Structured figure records
^^^^^^^^

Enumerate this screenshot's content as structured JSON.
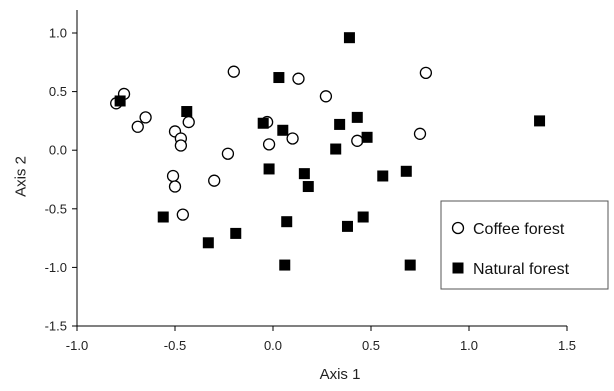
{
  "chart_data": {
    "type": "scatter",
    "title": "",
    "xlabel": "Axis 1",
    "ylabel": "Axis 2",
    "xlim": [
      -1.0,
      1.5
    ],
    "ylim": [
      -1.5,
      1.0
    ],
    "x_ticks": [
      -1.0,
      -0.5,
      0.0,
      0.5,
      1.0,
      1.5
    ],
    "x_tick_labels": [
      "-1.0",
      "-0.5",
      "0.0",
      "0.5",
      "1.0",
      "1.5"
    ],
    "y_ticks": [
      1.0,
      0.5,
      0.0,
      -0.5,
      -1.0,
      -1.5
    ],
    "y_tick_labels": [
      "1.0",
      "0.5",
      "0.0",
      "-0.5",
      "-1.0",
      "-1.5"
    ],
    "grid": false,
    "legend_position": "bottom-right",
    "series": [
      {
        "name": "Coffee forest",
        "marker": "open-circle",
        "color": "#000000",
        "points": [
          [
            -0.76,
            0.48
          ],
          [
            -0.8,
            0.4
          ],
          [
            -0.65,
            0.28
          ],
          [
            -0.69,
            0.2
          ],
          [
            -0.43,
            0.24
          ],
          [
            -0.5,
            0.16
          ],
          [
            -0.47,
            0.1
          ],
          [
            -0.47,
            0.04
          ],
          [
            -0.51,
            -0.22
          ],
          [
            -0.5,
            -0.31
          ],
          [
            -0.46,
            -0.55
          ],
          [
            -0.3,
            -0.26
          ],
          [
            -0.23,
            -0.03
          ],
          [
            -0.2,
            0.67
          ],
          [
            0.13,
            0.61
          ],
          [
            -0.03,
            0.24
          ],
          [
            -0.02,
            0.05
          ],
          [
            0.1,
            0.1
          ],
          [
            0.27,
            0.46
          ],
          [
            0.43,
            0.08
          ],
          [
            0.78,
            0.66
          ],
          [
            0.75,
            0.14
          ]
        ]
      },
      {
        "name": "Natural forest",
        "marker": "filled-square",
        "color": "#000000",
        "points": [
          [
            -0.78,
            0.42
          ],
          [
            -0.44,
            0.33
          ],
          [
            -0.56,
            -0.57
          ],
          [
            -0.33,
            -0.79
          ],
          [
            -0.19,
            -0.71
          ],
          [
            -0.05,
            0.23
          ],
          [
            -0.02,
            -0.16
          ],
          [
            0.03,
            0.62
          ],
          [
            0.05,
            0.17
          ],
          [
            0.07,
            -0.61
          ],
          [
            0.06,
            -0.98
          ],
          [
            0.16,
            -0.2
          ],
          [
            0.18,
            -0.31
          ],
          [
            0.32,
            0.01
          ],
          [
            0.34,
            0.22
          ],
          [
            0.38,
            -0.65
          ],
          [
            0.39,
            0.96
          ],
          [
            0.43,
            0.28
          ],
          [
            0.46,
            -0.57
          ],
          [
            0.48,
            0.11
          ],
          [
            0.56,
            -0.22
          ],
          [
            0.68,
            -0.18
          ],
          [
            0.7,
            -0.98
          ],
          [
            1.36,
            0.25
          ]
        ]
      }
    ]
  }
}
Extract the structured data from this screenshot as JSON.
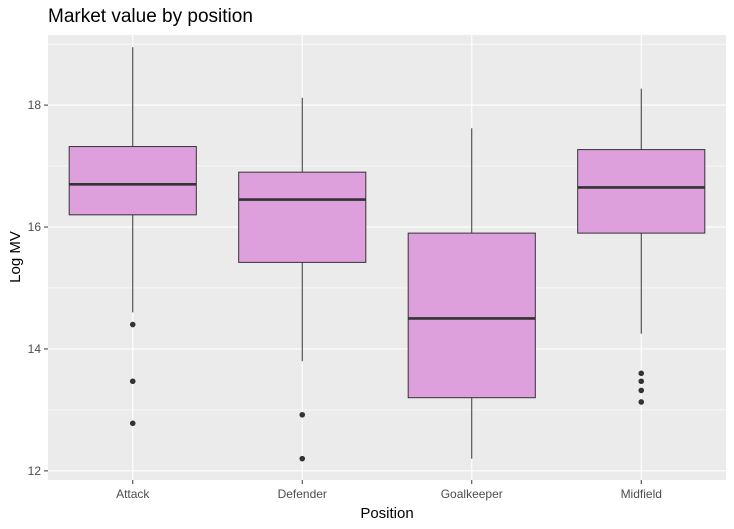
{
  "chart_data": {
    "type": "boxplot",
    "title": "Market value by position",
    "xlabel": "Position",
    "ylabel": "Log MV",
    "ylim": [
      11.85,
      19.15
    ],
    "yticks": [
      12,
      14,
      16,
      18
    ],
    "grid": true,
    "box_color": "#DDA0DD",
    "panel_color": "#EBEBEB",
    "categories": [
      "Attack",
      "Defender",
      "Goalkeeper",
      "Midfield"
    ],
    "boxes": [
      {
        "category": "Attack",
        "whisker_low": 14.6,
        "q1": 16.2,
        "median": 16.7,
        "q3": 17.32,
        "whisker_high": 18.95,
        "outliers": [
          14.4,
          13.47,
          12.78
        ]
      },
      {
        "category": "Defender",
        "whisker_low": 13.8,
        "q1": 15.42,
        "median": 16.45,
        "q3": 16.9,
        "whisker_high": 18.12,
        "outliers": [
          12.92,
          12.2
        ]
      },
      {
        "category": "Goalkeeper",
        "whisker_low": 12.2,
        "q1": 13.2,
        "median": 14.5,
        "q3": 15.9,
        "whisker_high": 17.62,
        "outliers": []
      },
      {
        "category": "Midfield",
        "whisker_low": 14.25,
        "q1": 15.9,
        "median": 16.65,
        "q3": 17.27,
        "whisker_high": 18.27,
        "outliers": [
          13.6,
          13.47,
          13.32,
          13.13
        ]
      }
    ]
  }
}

^^^^^^^^

EXERCISE INSTRUCTIONS =>
Output an exact copy of the material, with the pictures removed.

SOLUTION =>
Enumerate this screenshot's content as structured JSON.
{
  "chart_data": {
    "type": "scatter",
    "title": "",
    "xlabel": "Axis 1",
    "ylabel": "Axis 2",
    "xlim": [
      -1.0,
      1.5
    ],
    "ylim": [
      -1.5,
      1.0
    ],
    "x_ticks": [
      -1.0,
      -0.5,
      0.0,
      0.5,
      1.0,
      1.5
    ],
    "x_tick_labels": [
      "-1.0",
      "-0.5",
      "0.0",
      "0.5",
      "1.0",
      "1.5"
    ],
    "y_ticks": [
      1.0,
      0.5,
      0.0,
      -0.5,
      -1.0,
      -1.5
    ],
    "y_tick_labels": [
      "1.0",
      "0.5",
      "0.0",
      "-0.5",
      "-1.0",
      "-1.5"
    ],
    "grid": false,
    "legend_position": "bottom-right",
    "series": [
      {
        "name": "Coffee forest",
        "marker": "open-circle",
        "color": "#000000",
        "points": [
          [
            -0.76,
            0.48
          ],
          [
            -0.8,
            0.4
          ],
          [
            -0.65,
            0.28
          ],
          [
            -0.69,
            0.2
          ],
          [
            -0.43,
            0.24
          ],
          [
            -0.5,
            0.16
          ],
          [
            -0.47,
            0.1
          ],
          [
            -0.47,
            0.04
          ],
          [
            -0.51,
            -0.22
          ],
          [
            -0.5,
            -0.31
          ],
          [
            -0.46,
            -0.55
          ],
          [
            -0.3,
            -0.26
          ],
          [
            -0.23,
            -0.03
          ],
          [
            -0.2,
            0.67
          ],
          [
            0.13,
            0.61
          ],
          [
            -0.03,
            0.24
          ],
          [
            -0.02,
            0.05
          ],
          [
            0.1,
            0.1
          ],
          [
            0.27,
            0.46
          ],
          [
            0.43,
            0.08
          ],
          [
            0.78,
            0.66
          ],
          [
            0.75,
            0.14
          ]
        ]
      },
      {
        "name": "Natural forest",
        "marker": "filled-square",
        "color": "#000000",
        "points": [
          [
            -0.78,
            0.42
          ],
          [
            -0.44,
            0.33
          ],
          [
            -0.56,
            -0.57
          ],
          [
            -0.33,
            -0.79
          ],
          [
            -0.19,
            -0.71
          ],
          [
            -0.05,
            0.23
          ],
          [
            -0.02,
            -0.16
          ],
          [
            0.03,
            0.62
          ],
          [
            0.05,
            0.17
          ],
          [
            0.07,
            -0.61
          ],
          [
            0.06,
            -0.98
          ],
          [
            0.16,
            -0.2
          ],
          [
            0.18,
            -0.31
          ],
          [
            0.32,
            0.01
          ],
          [
            0.34,
            0.22
          ],
          [
            0.38,
            -0.65
          ],
          [
            0.39,
            0.96
          ],
          [
            0.43,
            0.28
          ],
          [
            0.46,
            -0.57
          ],
          [
            0.48,
            0.11
          ],
          [
            0.56,
            -0.22
          ],
          [
            0.68,
            -0.18
          ],
          [
            0.7,
            -0.98
          ],
          [
            1.36,
            0.25
          ]
        ]
      }
    ]
  }
}
Extract the structured data from this screenshot as JSON.
{
  "chart_data": {
    "type": "boxplot",
    "title": "Market value by position",
    "xlabel": "Position",
    "ylabel": "Log MV",
    "ylim": [
      11.85,
      19.15
    ],
    "yticks": [
      12,
      14,
      16,
      18
    ],
    "grid": true,
    "box_color": "#DDA0DD",
    "panel_color": "#EBEBEB",
    "categories": [
      "Attack",
      "Defender",
      "Goalkeeper",
      "Midfield"
    ],
    "boxes": [
      {
        "category": "Attack",
        "whisker_low": 14.6,
        "q1": 16.2,
        "median": 16.7,
        "q3": 17.32,
        "whisker_high": 18.95,
        "outliers": [
          14.4,
          13.47,
          12.78
        ]
      },
      {
        "category": "Defender",
        "whisker_low": 13.8,
        "q1": 15.42,
        "median": 16.45,
        "q3": 16.9,
        "whisker_high": 18.12,
        "outliers": [
          12.92,
          12.2
        ]
      },
      {
        "category": "Goalkeeper",
        "whisker_low": 12.2,
        "q1": 13.2,
        "median": 14.5,
        "q3": 15.9,
        "whisker_high": 17.62,
        "outliers": []
      },
      {
        "category": "Midfield",
        "whisker_low": 14.25,
        "q1": 15.9,
        "median": 16.65,
        "q3": 17.27,
        "whisker_high": 18.27,
        "outliers": [
          13.6,
          13.47,
          13.32,
          13.13
        ]
      }
    ]
  }
}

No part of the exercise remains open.